Tag Archives: Confederate Flag

Ridiculing Confederates as “Losers”

(April 30, 2019) Increasingly critics of Confederate symbols ridicule the Southern soldiers as “losers,” thereby implying that the men—unlike their modern critics—lacked the qualities for success. The most recent example is South Carolina Congressman Jim Clyburn who is also the Democrat Party’s Whip in the House of Representatives. Thus, in terms of Party leadership he ranks only two steps below Speaker Nancy Pelosi in the chamber and one step below the Majority Leader.

Would South Carolina Congressman & Democrat Party Whip James Clyburn call these boys “losers.?”

A number of factors explain why the Confederates lost the Civil War including the fact that the available pool of whites for Northern soldiers outnumbered those in the South four-to-one. Beyond that, the losses endured by the Rebel soldiers document that their sheer fighting spirit was never exceeded by American soldiers in any war. If the USA were to fight a war today and suffer the same loss ratio as the Confederacy, military deaths alone would total over eleven million. That’s twenty-six times our losses in World War II.

☆ ☆ ☆ ☆ ☆

**Tasks to perform**
A. In the extract on Confederate soldiers, write out the passage from "Tag Archives: Confederate" to "the Majority Leader.".
B. According to the extract on Confederate soldiers, by what ratio did the pool of whites available for Northern soldiers outnumber that in the South?
C. List every House of Representatives leadership position named in the extract on Confederate soldiers.

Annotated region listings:
☆ ☆ ☆ ☆ ☆

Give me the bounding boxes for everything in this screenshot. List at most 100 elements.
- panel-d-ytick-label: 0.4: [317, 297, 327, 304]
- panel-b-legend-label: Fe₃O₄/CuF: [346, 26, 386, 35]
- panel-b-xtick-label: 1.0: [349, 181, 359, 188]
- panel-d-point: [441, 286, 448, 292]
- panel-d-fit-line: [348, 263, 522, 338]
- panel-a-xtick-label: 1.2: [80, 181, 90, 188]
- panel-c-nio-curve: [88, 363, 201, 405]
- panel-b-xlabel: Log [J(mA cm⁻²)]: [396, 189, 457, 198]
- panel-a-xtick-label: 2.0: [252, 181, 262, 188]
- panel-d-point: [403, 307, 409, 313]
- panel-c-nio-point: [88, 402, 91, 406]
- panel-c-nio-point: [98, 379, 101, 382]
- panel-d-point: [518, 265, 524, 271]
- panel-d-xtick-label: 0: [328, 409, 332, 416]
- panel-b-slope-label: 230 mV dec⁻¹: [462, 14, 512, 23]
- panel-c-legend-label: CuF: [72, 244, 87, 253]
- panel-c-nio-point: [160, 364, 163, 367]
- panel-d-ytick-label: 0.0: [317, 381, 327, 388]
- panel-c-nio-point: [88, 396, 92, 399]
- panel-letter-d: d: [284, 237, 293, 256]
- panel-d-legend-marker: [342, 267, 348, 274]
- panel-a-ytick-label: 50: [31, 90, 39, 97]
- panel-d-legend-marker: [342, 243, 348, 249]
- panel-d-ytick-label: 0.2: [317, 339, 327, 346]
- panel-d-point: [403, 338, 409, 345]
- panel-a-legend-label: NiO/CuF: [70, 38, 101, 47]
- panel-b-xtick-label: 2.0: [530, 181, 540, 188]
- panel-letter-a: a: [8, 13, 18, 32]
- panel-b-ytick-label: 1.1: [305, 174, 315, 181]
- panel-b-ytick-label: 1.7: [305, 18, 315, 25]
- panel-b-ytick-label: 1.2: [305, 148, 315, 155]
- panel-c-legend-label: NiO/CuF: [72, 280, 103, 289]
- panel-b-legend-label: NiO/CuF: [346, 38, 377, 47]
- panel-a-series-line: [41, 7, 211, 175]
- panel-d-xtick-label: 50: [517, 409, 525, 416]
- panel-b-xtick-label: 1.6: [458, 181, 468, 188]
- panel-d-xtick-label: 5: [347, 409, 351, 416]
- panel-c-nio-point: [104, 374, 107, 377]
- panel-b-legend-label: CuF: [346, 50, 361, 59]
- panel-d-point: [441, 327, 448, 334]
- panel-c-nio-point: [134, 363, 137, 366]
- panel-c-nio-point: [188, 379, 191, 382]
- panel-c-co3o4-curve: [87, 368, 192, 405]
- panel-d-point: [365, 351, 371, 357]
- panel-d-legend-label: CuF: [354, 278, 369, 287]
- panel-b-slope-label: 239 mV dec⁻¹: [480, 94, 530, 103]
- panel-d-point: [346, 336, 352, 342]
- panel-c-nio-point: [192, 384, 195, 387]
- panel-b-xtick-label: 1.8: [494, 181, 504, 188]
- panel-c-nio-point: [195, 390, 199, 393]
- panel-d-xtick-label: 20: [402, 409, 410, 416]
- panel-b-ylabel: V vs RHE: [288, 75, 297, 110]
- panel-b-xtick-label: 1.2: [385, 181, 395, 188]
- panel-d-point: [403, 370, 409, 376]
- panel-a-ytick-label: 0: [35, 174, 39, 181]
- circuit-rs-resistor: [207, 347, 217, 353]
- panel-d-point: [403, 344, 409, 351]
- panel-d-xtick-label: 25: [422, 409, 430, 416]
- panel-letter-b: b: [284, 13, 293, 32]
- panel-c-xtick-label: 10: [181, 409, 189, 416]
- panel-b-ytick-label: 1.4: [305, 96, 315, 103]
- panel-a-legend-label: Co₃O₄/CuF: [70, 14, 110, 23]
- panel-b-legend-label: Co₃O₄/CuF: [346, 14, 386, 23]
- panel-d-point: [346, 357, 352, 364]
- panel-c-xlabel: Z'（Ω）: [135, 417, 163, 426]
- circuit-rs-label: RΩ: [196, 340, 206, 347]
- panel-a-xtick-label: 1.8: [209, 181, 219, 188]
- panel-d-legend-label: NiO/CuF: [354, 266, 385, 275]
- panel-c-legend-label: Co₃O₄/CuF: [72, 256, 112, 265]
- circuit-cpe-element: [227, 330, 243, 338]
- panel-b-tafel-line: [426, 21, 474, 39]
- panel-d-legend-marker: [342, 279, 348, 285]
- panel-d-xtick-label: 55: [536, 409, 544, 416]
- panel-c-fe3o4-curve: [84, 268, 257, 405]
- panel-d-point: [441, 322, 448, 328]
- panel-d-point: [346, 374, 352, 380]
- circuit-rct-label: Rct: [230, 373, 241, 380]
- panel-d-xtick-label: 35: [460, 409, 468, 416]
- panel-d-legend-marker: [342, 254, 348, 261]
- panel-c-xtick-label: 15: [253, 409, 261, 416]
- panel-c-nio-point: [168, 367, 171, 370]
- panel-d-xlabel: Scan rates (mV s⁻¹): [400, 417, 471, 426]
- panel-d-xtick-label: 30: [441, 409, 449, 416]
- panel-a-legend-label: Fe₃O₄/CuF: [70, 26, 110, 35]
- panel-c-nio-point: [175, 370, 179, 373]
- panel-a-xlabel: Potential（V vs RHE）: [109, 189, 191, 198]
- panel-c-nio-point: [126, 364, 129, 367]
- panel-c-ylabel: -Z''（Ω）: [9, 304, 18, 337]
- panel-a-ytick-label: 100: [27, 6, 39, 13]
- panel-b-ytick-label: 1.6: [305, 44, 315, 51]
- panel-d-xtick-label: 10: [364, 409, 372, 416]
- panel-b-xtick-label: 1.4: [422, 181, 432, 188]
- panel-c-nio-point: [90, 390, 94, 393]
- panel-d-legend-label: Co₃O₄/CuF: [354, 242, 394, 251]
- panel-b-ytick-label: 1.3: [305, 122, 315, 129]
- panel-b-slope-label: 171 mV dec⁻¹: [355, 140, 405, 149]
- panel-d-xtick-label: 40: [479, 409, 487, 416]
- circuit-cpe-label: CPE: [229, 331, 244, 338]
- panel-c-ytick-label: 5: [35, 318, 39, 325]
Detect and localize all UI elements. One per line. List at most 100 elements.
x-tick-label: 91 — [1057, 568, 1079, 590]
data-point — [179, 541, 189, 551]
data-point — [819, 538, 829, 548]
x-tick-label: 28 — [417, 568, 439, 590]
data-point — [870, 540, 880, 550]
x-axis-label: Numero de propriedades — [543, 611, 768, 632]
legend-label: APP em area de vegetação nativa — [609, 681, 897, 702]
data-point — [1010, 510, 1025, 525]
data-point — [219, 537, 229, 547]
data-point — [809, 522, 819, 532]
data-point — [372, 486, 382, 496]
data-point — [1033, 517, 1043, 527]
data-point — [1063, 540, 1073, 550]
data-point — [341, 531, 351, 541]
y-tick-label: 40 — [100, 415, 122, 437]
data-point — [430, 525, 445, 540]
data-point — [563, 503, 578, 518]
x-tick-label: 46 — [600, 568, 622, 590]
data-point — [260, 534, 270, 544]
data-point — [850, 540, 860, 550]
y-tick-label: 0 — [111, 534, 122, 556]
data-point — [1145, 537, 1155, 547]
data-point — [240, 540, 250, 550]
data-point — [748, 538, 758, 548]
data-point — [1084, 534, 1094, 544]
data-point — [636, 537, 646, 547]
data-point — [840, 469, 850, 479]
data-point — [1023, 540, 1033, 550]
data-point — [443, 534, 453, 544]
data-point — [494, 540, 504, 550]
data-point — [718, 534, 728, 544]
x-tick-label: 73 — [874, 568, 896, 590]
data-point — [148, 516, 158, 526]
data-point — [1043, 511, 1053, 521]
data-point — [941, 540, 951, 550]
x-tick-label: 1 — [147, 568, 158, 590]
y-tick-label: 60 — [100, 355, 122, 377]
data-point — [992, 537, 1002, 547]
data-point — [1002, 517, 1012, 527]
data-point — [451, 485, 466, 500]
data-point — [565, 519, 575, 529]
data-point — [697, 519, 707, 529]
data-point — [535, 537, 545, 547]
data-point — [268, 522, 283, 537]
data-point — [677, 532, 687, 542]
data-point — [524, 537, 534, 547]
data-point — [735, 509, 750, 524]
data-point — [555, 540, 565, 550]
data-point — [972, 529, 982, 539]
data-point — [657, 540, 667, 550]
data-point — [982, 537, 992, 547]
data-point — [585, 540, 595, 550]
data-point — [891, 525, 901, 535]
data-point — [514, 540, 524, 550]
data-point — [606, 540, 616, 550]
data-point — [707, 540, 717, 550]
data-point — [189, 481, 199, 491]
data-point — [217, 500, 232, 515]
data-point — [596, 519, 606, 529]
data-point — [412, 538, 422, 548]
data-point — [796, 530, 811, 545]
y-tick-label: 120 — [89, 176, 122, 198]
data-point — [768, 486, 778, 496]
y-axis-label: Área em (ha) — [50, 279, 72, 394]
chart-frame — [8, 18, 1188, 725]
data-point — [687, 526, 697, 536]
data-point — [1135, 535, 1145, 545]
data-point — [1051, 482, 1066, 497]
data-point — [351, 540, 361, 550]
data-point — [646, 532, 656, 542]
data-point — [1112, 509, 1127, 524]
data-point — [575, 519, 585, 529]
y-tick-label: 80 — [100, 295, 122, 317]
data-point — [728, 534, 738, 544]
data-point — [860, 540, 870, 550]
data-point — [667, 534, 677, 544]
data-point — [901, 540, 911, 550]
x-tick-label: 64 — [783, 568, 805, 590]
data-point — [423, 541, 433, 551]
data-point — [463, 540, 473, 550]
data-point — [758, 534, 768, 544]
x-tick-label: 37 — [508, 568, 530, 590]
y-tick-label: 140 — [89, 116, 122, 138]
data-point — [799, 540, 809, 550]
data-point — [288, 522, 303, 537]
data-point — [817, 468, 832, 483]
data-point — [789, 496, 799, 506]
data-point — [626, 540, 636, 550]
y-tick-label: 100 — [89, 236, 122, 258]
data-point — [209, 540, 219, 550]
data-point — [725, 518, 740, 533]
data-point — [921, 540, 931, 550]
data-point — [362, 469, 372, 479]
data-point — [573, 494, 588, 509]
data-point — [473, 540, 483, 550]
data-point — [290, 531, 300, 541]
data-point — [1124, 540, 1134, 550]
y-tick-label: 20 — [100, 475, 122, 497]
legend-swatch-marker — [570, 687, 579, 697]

☆ ☆ ☆ ☆ ☆

**Full solutions**
A.
Tag Archives: Confederate Flag

Ridiculing Confederates as “Losers”

(April 30, 2019) Increasingly critics of Confederate symbols ridicule the Southern soldiers as “losers,” thereby implying that the men—unlike their modern critics—lacked the qualities for success. The most recent example is South Carolina Congressman Jim Clyburn who is also the Democrat Party’s Whip in the House of Representatives. Thus, in terms of Party leadership he ranks only two steps below Speaker Nancy Pelosi in the chamber and one step below the Majority Leader.

B. Four-to-one.

C.
Democrat Party's Whip
Speaker
Majority Leader